→ **Stored records**

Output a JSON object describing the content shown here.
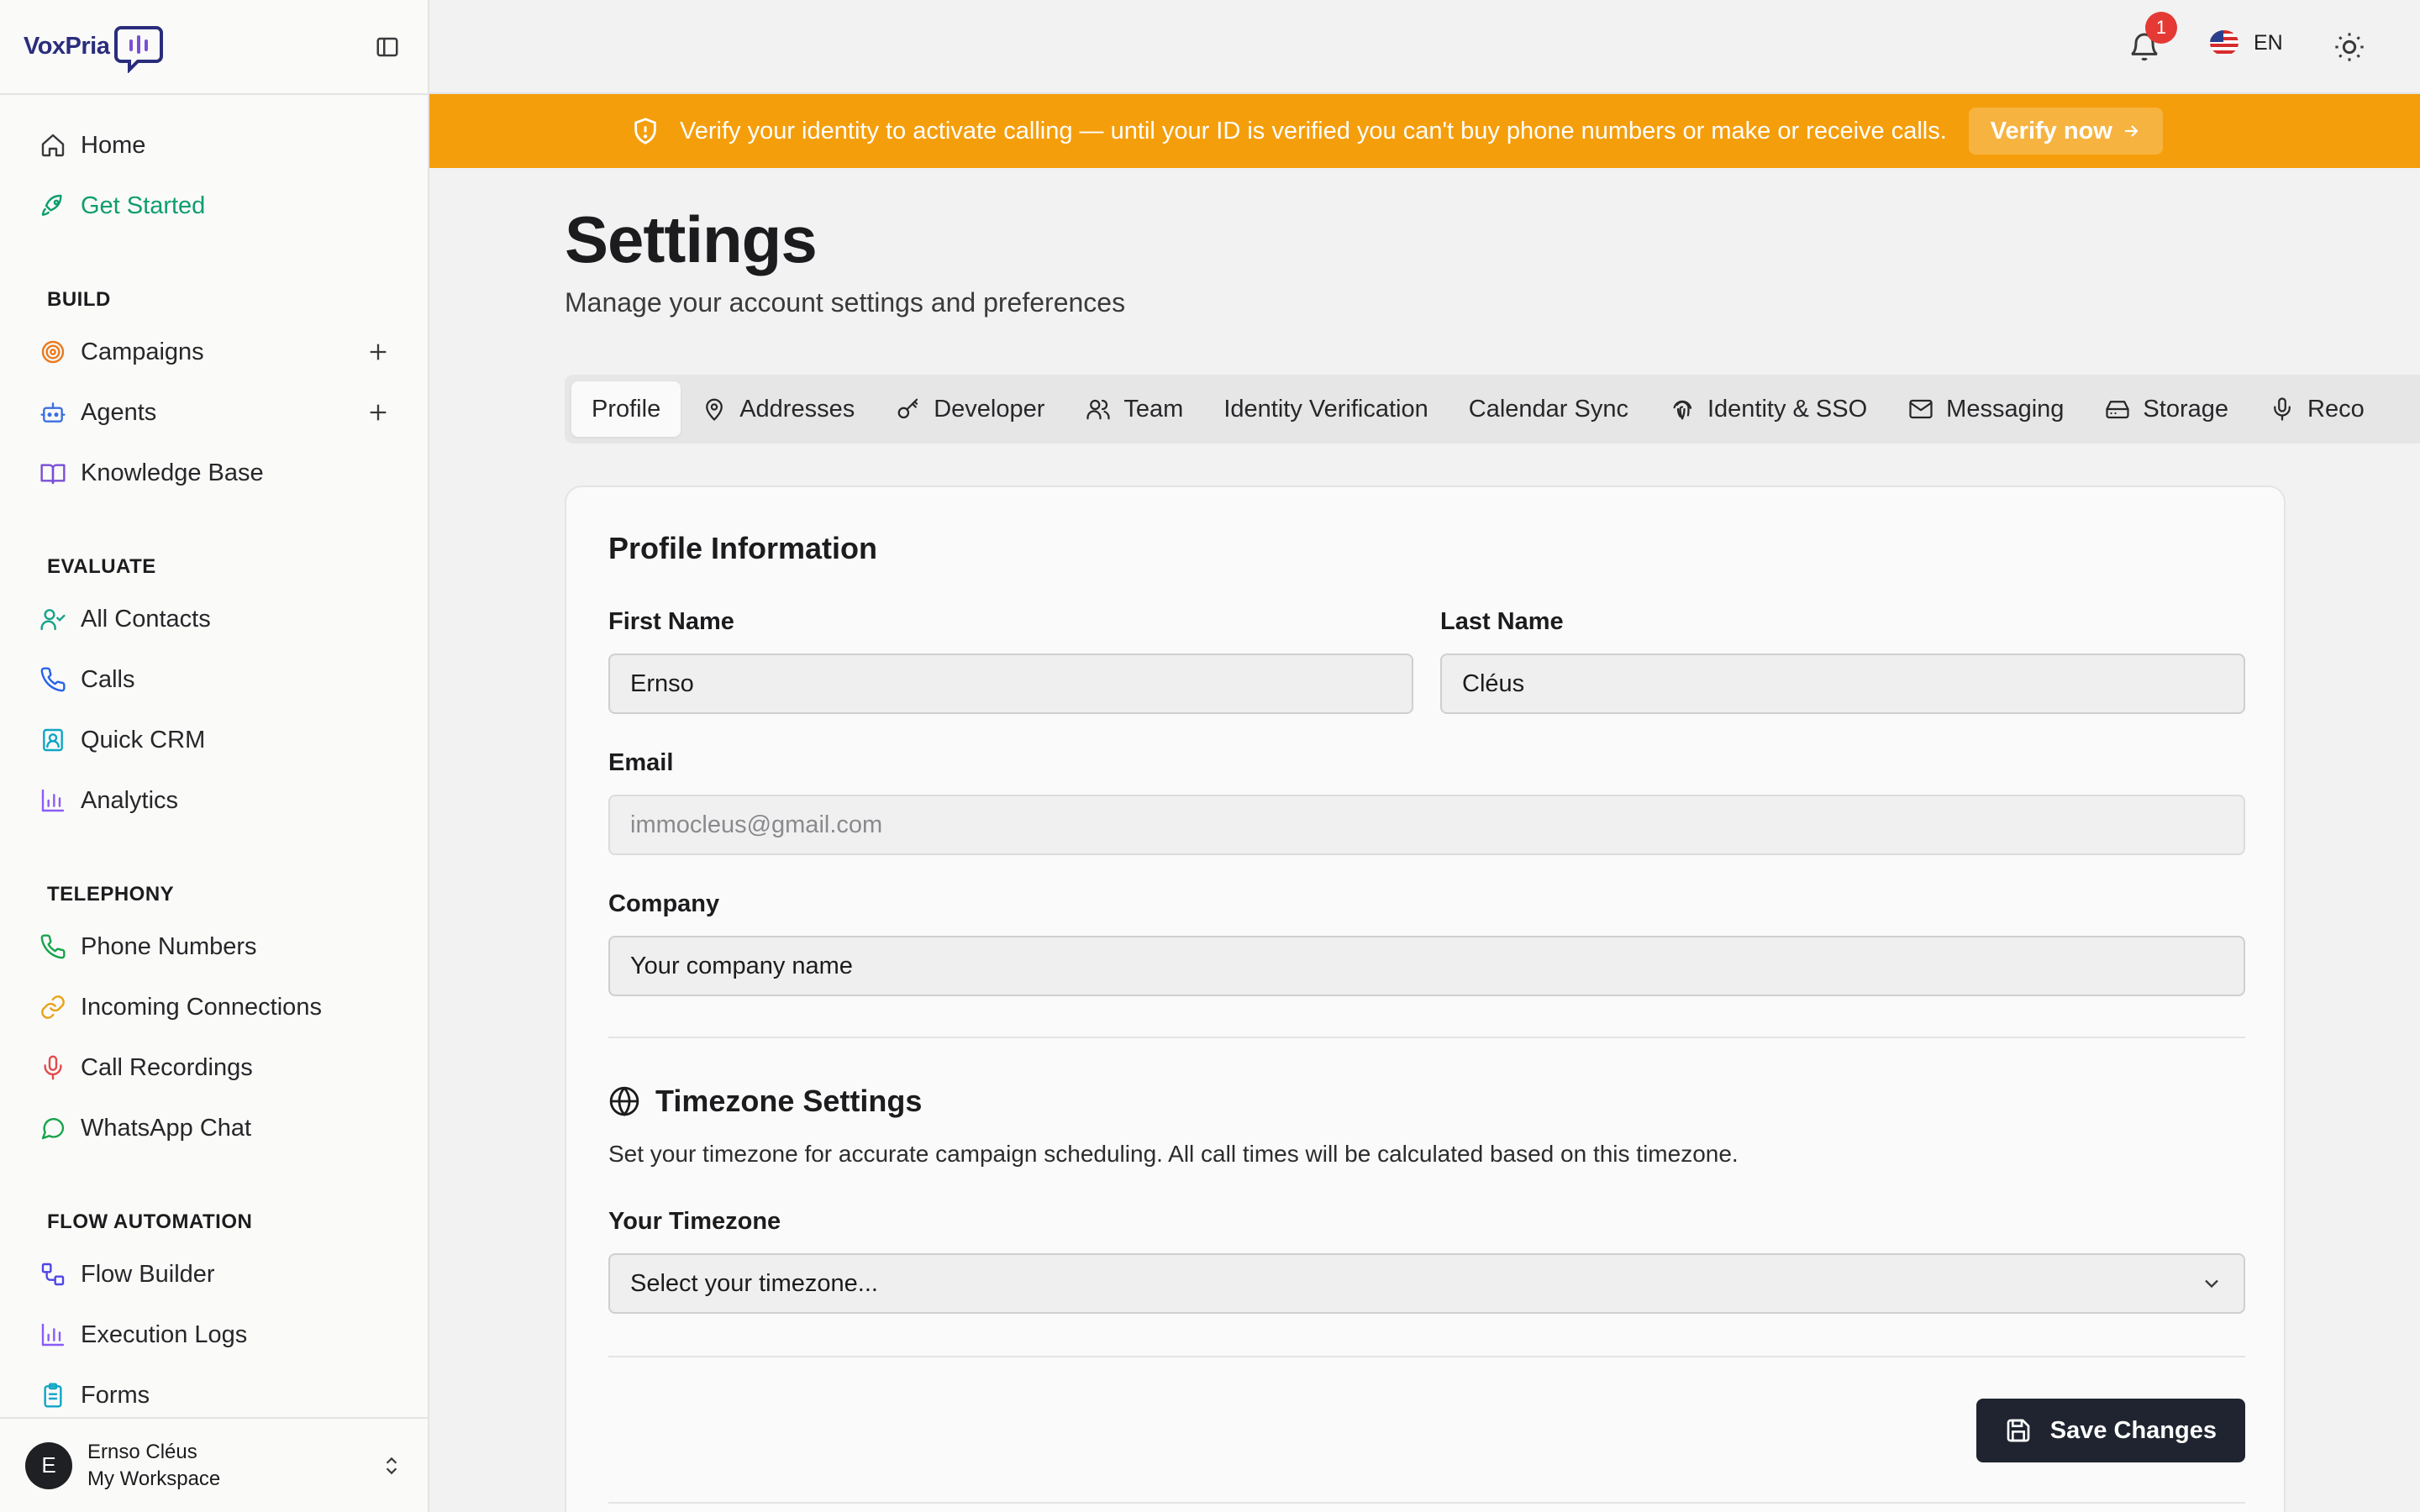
{
  "app": {
    "logo_text": "VoxPria",
    "accent": "#0f9d6e",
    "banner_color": "#f59e0b"
  },
  "sidebar": {
    "top_items": [
      {
        "label": "Home",
        "icon": "home-icon"
      },
      {
        "label": "Get Started",
        "icon": "rocket-icon",
        "active": true
      }
    ],
    "sections": [
      {
        "title": "BUILD",
        "items": [
          {
            "label": "Campaigns",
            "icon": "target-icon",
            "has_add": true
          },
          {
            "label": "Agents",
            "icon": "bot-icon",
            "has_add": true
          },
          {
            "label": "Knowledge Base",
            "icon": "book-icon"
          }
        ]
      },
      {
        "title": "EVALUATE",
        "items": [
          {
            "label": "All Contacts",
            "icon": "user-check-icon"
          },
          {
            "label": "Calls",
            "icon": "phone-icon"
          },
          {
            "label": "Quick CRM",
            "icon": "contact-card-icon"
          },
          {
            "label": "Analytics",
            "icon": "bar-chart-icon"
          }
        ]
      },
      {
        "title": "TELEPHONY",
        "items": [
          {
            "label": "Phone Numbers",
            "icon": "phone-icon"
          },
          {
            "label": "Incoming Connections",
            "icon": "link-icon"
          },
          {
            "label": "Call Recordings",
            "icon": "mic-icon"
          },
          {
            "label": "WhatsApp Chat",
            "icon": "chat-bubble-icon"
          }
        ]
      },
      {
        "title": "FLOW AUTOMATION",
        "items": [
          {
            "label": "Flow Builder",
            "icon": "workflow-icon"
          },
          {
            "label": "Execution Logs",
            "icon": "bar-chart-icon"
          },
          {
            "label": "Forms",
            "icon": "clipboard-icon"
          }
        ]
      }
    ],
    "user": {
      "initial": "E",
      "name": "Ernso Cléus",
      "workspace": "My Workspace"
    }
  },
  "topbar": {
    "notification_count": "1",
    "language": "EN"
  },
  "banner": {
    "text": "Verify your identity to activate calling — until your ID is verified you can't buy phone numbers or make or receive calls.",
    "button": "Verify now"
  },
  "page": {
    "title": "Settings",
    "subtitle": "Manage your account settings and preferences"
  },
  "tabs": [
    {
      "label": "Profile",
      "icon": "",
      "active": true
    },
    {
      "label": "Addresses",
      "icon": "map-pin-icon"
    },
    {
      "label": "Developer",
      "icon": "key-icon"
    },
    {
      "label": "Team",
      "icon": "users-icon"
    },
    {
      "label": "Identity Verification",
      "icon": ""
    },
    {
      "label": "Calendar Sync",
      "icon": ""
    },
    {
      "label": "Identity & SSO",
      "icon": "fingerprint-icon"
    },
    {
      "label": "Messaging",
      "icon": "mail-icon"
    },
    {
      "label": "Storage",
      "icon": "hard-drive-icon"
    },
    {
      "label": "Reco",
      "icon": "mic-icon"
    }
  ],
  "profile": {
    "section_title": "Profile Information",
    "first_name_label": "First Name",
    "first_name_value": "Ernso",
    "last_name_label": "Last Name",
    "last_name_value": "Cléus",
    "email_label": "Email",
    "email_value": "immocleus@gmail.com",
    "company_label": "Company",
    "company_placeholder": "Your company name"
  },
  "timezone": {
    "title": "Timezone Settings",
    "description": "Set your timezone for accurate campaign scheduling. All call times will be calculated based on this timezone.",
    "label": "Your Timezone",
    "placeholder": "Select your timezone..."
  },
  "actions": {
    "save_label": "Save Changes"
  }
}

→ **Given problem**
Leave out the pictures and return every record word for word.

→ **Reply to the exercise**
Output a JSON object describing the content shown here.
{
  "app": {
    "logo_text": "VoxPria",
    "accent": "#0f9d6e",
    "banner_color": "#f59e0b"
  },
  "sidebar": {
    "top_items": [
      {
        "label": "Home",
        "icon": "home-icon"
      },
      {
        "label": "Get Started",
        "icon": "rocket-icon",
        "active": true
      }
    ],
    "sections": [
      {
        "title": "BUILD",
        "items": [
          {
            "label": "Campaigns",
            "icon": "target-icon",
            "has_add": true
          },
          {
            "label": "Agents",
            "icon": "bot-icon",
            "has_add": true
          },
          {
            "label": "Knowledge Base",
            "icon": "book-icon"
          }
        ]
      },
      {
        "title": "EVALUATE",
        "items": [
          {
            "label": "All Contacts",
            "icon": "user-check-icon"
          },
          {
            "label": "Calls",
            "icon": "phone-icon"
          },
          {
            "label": "Quick CRM",
            "icon": "contact-card-icon"
          },
          {
            "label": "Analytics",
            "icon": "bar-chart-icon"
          }
        ]
      },
      {
        "title": "TELEPHONY",
        "items": [
          {
            "label": "Phone Numbers",
            "icon": "phone-icon"
          },
          {
            "label": "Incoming Connections",
            "icon": "link-icon"
          },
          {
            "label": "Call Recordings",
            "icon": "mic-icon"
          },
          {
            "label": "WhatsApp Chat",
            "icon": "chat-bubble-icon"
          }
        ]
      },
      {
        "title": "FLOW AUTOMATION",
        "items": [
          {
            "label": "Flow Builder",
            "icon": "workflow-icon"
          },
          {
            "label": "Execution Logs",
            "icon": "bar-chart-icon"
          },
          {
            "label": "Forms",
            "icon": "clipboard-icon"
          }
        ]
      }
    ],
    "user": {
      "initial": "E",
      "name": "Ernso Cléus",
      "workspace": "My Workspace"
    }
  },
  "topbar": {
    "notification_count": "1",
    "language": "EN"
  },
  "banner": {
    "text": "Verify your identity to activate calling — until your ID is verified you can't buy phone numbers or make or receive calls.",
    "button": "Verify now"
  },
  "page": {
    "title": "Settings",
    "subtitle": "Manage your account settings and preferences"
  },
  "tabs": [
    {
      "label": "Profile",
      "icon": "",
      "active": true
    },
    {
      "label": "Addresses",
      "icon": "map-pin-icon"
    },
    {
      "label": "Developer",
      "icon": "key-icon"
    },
    {
      "label": "Team",
      "icon": "users-icon"
    },
    {
      "label": "Identity Verification",
      "icon": ""
    },
    {
      "label": "Calendar Sync",
      "icon": ""
    },
    {
      "label": "Identity & SSO",
      "icon": "fingerprint-icon"
    },
    {
      "label": "Messaging",
      "icon": "mail-icon"
    },
    {
      "label": "Storage",
      "icon": "hard-drive-icon"
    },
    {
      "label": "Reco",
      "icon": "mic-icon"
    }
  ],
  "profile": {
    "section_title": "Profile Information",
    "first_name_label": "First Name",
    "first_name_value": "Ernso",
    "last_name_label": "Last Name",
    "last_name_value": "Cléus",
    "email_label": "Email",
    "email_value": "immocleus@gmail.com",
    "company_label": "Company",
    "company_placeholder": "Your company name"
  },
  "timezone": {
    "title": "Timezone Settings",
    "description": "Set your timezone for accurate campaign scheduling. All call times will be calculated based on this timezone.",
    "label": "Your Timezone",
    "placeholder": "Select your timezone..."
  },
  "actions": {
    "save_label": "Save Changes"
  }
}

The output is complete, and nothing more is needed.